Task prompt
Reproduce the data that follows in its entirety, character for character.

* begin Data for the task *

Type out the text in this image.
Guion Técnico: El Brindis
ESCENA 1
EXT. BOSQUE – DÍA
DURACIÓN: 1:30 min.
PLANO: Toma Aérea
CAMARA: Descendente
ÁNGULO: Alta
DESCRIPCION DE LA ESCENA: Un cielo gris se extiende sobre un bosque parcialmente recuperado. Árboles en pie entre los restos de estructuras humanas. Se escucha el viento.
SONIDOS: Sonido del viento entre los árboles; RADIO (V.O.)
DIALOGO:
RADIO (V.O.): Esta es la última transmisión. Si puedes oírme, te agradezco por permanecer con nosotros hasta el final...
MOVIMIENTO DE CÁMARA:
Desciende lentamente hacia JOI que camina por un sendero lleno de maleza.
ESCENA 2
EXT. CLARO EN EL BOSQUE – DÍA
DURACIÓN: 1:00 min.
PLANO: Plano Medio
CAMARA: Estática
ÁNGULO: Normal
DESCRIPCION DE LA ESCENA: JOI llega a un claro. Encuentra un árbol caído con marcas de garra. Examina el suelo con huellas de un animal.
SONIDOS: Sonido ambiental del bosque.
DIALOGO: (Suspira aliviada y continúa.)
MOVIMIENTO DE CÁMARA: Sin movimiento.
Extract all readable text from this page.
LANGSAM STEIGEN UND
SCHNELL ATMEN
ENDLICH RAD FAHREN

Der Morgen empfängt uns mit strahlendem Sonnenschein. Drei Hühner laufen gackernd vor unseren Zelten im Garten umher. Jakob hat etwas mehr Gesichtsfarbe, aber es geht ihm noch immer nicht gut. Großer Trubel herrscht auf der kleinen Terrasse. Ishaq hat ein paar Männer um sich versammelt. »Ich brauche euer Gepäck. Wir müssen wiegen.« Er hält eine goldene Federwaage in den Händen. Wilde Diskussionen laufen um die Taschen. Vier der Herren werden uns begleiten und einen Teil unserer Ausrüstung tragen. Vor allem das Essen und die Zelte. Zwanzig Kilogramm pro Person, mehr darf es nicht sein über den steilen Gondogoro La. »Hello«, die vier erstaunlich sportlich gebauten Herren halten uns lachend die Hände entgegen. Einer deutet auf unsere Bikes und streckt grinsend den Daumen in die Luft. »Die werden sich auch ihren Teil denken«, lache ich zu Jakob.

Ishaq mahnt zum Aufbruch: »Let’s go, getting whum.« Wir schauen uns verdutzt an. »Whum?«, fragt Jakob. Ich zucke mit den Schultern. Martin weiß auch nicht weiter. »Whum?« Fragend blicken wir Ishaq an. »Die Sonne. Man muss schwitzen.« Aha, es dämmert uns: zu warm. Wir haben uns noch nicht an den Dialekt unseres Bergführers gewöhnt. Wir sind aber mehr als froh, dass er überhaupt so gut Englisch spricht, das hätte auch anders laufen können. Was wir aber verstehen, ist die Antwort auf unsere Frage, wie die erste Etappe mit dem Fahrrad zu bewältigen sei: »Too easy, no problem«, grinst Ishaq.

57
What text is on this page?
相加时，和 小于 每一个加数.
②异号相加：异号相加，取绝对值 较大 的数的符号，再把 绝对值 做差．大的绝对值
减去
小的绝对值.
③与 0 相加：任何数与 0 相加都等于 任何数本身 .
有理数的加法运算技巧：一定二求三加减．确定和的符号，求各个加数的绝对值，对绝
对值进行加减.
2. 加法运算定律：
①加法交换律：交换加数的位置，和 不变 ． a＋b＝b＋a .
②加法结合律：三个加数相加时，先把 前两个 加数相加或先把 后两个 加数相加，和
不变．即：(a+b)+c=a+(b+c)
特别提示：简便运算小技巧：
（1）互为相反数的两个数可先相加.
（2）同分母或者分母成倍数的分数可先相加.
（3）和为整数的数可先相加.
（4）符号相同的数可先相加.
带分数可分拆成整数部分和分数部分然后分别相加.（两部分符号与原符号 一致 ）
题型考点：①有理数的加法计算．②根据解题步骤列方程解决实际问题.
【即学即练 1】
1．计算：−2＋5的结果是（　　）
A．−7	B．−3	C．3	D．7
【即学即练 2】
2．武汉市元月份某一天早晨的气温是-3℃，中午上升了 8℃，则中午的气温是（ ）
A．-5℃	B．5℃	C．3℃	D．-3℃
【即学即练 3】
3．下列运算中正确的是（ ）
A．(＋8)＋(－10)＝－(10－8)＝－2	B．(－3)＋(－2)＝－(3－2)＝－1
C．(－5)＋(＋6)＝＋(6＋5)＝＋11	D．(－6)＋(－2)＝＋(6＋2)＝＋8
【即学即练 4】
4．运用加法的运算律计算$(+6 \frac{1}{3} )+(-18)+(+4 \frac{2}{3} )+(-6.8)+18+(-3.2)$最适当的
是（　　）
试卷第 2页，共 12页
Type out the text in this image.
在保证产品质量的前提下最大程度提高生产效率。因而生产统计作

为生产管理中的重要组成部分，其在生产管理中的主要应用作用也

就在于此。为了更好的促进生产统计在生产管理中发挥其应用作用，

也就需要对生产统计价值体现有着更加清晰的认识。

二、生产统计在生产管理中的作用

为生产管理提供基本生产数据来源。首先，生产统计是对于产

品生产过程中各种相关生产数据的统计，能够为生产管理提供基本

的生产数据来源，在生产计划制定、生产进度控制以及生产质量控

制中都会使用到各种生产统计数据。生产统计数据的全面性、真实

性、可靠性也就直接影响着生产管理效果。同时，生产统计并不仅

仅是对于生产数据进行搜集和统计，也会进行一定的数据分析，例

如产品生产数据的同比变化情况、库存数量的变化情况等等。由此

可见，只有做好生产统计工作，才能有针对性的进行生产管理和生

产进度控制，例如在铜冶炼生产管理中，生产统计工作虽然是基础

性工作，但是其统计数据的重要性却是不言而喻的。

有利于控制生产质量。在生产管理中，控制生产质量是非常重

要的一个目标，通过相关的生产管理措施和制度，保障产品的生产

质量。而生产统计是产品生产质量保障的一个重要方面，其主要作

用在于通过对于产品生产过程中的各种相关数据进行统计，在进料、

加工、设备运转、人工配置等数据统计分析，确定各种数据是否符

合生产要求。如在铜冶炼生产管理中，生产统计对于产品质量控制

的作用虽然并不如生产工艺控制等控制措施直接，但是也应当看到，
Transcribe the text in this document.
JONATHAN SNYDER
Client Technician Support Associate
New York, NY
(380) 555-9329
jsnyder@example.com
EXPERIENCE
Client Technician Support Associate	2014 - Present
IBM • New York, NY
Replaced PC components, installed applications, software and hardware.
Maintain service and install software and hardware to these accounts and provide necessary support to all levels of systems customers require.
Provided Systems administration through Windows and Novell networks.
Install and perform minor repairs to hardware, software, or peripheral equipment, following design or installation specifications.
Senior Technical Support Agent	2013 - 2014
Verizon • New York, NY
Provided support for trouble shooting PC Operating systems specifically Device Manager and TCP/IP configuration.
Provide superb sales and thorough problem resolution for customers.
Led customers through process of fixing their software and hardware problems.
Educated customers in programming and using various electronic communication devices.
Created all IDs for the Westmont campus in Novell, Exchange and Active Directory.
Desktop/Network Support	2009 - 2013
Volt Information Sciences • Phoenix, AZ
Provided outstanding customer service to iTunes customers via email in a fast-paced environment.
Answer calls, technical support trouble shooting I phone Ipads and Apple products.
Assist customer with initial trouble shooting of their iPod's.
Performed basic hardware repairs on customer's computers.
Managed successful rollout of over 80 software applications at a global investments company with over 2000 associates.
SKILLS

* end Data for the task *

Result
Type out the text in this image.
Guion Técnico: El Brindis
ESCENA 1
EXT. BOSQUE – DÍA
DURACIÓN: 1:30 min.
PLANO: Toma Aérea
CAMARA: Descendente
ÁNGULO: Alta
DESCRIPCION DE LA ESCENA: Un cielo gris se extiende sobre un bosque parcialmente recuperado. Árboles en pie entre los restos de estructuras humanas. Se escucha el viento.
SONIDOS: Sonido del viento entre los árboles; RADIO (V.O.)
DIALOGO:
RADIO (V.O.): Esta es la última transmisión. Si puedes oírme, te agradezco por permanecer con nosotros hasta el final...
MOVIMIENTO DE CÁMARA:
Desciende lentamente hacia JOI que camina por un sendero lleno de maleza.
ESCENA 2
EXT. CLARO EN EL BOSQUE – DÍA
DURACIÓN: 1:00 min.
PLANO: Plano Medio
CAMARA: Estática
ÁNGULO: Normal
DESCRIPCION DE LA ESCENA: JOI llega a un claro. Encuentra un árbol caído con marcas de garra. Examina el suelo con huellas de un animal.
SONIDOS: Sonido ambiental del bosque.
DIALOGO: (Suspira aliviada y continúa.)
MOVIMIENTO DE CÁMARA: Sin movimiento.
Extract all readable text from this page.
LANGSAM STEIGEN UND
SCHNELL ATMEN
ENDLICH RAD FAHREN

Der Morgen empfängt uns mit strahlendem Sonnenschein. Drei Hühner laufen gackernd vor unseren Zelten im Garten umher. Jakob hat etwas mehr Gesichtsfarbe, aber es geht ihm noch immer nicht gut. Großer Trubel herrscht auf der kleinen Terrasse. Ishaq hat ein paar Männer um sich versammelt. »Ich brauche euer Gepäck. Wir müssen wiegen.« Er hält eine goldene Federwaage in den Händen. Wilde Diskussionen laufen um die Taschen. Vier der Herren werden uns begleiten und einen Teil unserer Ausrüstung tragen. Vor allem das Essen und die Zelte. Zwanzig Kilogramm pro Person, mehr darf es nicht sein über den steilen Gondogoro La. »Hello«, die vier erstaunlich sportlich gebauten Herren halten uns lachend die Hände entgegen. Einer deutet auf unsere Bikes und streckt grinsend den Daumen in die Luft. »Die werden sich auch ihren Teil denken«, lache ich zu Jakob.

Ishaq mahnt zum Aufbruch: »Let’s go, getting whum.« Wir schauen uns verdutzt an. »Whum?«, fragt Jakob. Ich zucke mit den Schultern. Martin weiß auch nicht weiter. »Whum?« Fragend blicken wir Ishaq an. »Die Sonne. Man muss schwitzen.« Aha, es dämmert uns: zu warm. Wir haben uns noch nicht an den Dialekt unseres Bergführers gewöhnt. Wir sind aber mehr als froh, dass er überhaupt so gut Englisch spricht, das hätte auch anders laufen können. Was wir aber verstehen, ist die Antwort auf unsere Frage, wie die erste Etappe mit dem Fahrrad zu bewältigen sei: »Too easy, no problem«, grinst Ishaq.

57
What text is on this page?
相加时，和 小于 每一个加数.
②异号相加：异号相加，取绝对值 较大 的数的符号，再把 绝对值 做差．大的绝对值
减去
小的绝对值.
③与 0 相加：任何数与 0 相加都等于 任何数本身 .
有理数的加法运算技巧：一定二求三加减．确定和的符号，求各个加数的绝对值，对绝
对值进行加减.
2. 加法运算定律：
①加法交换律：交换加数的位置，和 不变 ． a＋b＝b＋a .
②加法结合律：三个加数相加时，先把 前两个 加数相加或先把 后两个 加数相加，和
不变．即：(a+b)+c=a+(b+c)
特别提示：简便运算小技巧：
（1）互为相反数的两个数可先相加.
（2）同分母或者分母成倍数的分数可先相加.
（3）和为整数的数可先相加.
（4）符号相同的数可先相加.
带分数可分拆成整数部分和分数部分然后分别相加.（两部分符号与原符号 一致 ）
题型考点：①有理数的加法计算．②根据解题步骤列方程解决实际问题.
【即学即练 1】
1．计算：−2＋5的结果是（　　）
A．−7	B．−3	C．3	D．7
【即学即练 2】
2．武汉市元月份某一天早晨的气温是-3℃，中午上升了 8℃，则中午的气温是（ ）
A．-5℃	B．5℃	C．3℃	D．-3℃
【即学即练 3】
3．下列运算中正确的是（ ）
A．(＋8)＋(－10)＝－(10－8)＝－2	B．(－3)＋(－2)＝－(3－2)＝－1
C．(－5)＋(＋6)＝＋(6＋5)＝＋11	D．(－6)＋(－2)＝＋(6＋2)＝＋8
【即学即练 4】
4．运用加法的运算律计算$(+6 \frac{1}{3} )+(-18)+(+4 \frac{2}{3} )+(-6.8)+18+(-3.2)$最适当的
是（　　）
试卷第 2页，共 12页
Type out the text in this image.
在保证产品质量的前提下最大程度提高生产效率。因而生产统计作

为生产管理中的重要组成部分，其在生产管理中的主要应用作用也

就在于此。为了更好的促进生产统计在生产管理中发挥其应用作用，

也就需要对生产统计价值体现有着更加清晰的认识。

二、生产统计在生产管理中的作用

为生产管理提供基本生产数据来源。首先，生产统计是对于产

品生产过程中各种相关生产数据的统计，能够为生产管理提供基本

的生产数据来源，在生产计划制定、生产进度控制以及生产质量控

制中都会使用到各种生产统计数据。生产统计数据的全面性、真实

性、可靠性也就直接影响着生产管理效果。同时，生产统计并不仅

仅是对于生产数据进行搜集和统计，也会进行一定的数据分析，例

如产品生产数据的同比变化情况、库存数量的变化情况等等。由此

可见，只有做好生产统计工作，才能有针对性的进行生产管理和生

产进度控制，例如在铜冶炼生产管理中，生产统计工作虽然是基础

性工作，但是其统计数据的重要性却是不言而喻的。

有利于控制生产质量。在生产管理中，控制生产质量是非常重

要的一个目标，通过相关的生产管理措施和制度，保障产品的生产

质量。而生产统计是产品生产质量保障的一个重要方面，其主要作

用在于通过对于产品生产过程中的各种相关数据进行统计，在进料、

加工、设备运转、人工配置等数据统计分析，确定各种数据是否符

合生产要求。如在铜冶炼生产管理中，生产统计对于产品质量控制

的作用虽然并不如生产工艺控制等控制措施直接，但是也应当看到，
Transcribe the text in this document.
JONATHAN SNYDER
Client Technician Support Associate
New York, NY
(380) 555-9329
jsnyder@example.com
EXPERIENCE
Client Technician Support Associate	2014 - Present
IBM • New York, NY
Replaced PC components, installed applications, software and hardware.
Maintain service and install software and hardware to these accounts and provide necessary support to all levels of systems customers require.
Provided Systems administration through Windows and Novell networks.
Install and perform minor repairs to hardware, software, or peripheral equipment, following design or installation specifications.
Senior Technical Support Agent	2013 - 2014
Verizon • New York, NY
Provided support for trouble shooting PC Operating systems specifically Device Manager and TCP/IP configuration.
Provide superb sales and thorough problem resolution for customers.
Led customers through process of fixing their software and hardware problems.
Educated customers in programming and using various electronic communication devices.
Created all IDs for the Westmont campus in Novell, Exchange and Active Directory.
Desktop/Network Support	2009 - 2013
Volt Information Sciences • Phoenix, AZ
Provided outstanding customer service to iTunes customers via email in a fast-paced environment.
Answer calls, technical support trouble shooting I phone Ipads and Apple products.
Assist customer with initial trouble shooting of their iPod's.
Performed basic hardware repairs on customer's computers.
Managed successful rollout of over 80 software applications at a global investments company with over 2000 associates.
SKILLS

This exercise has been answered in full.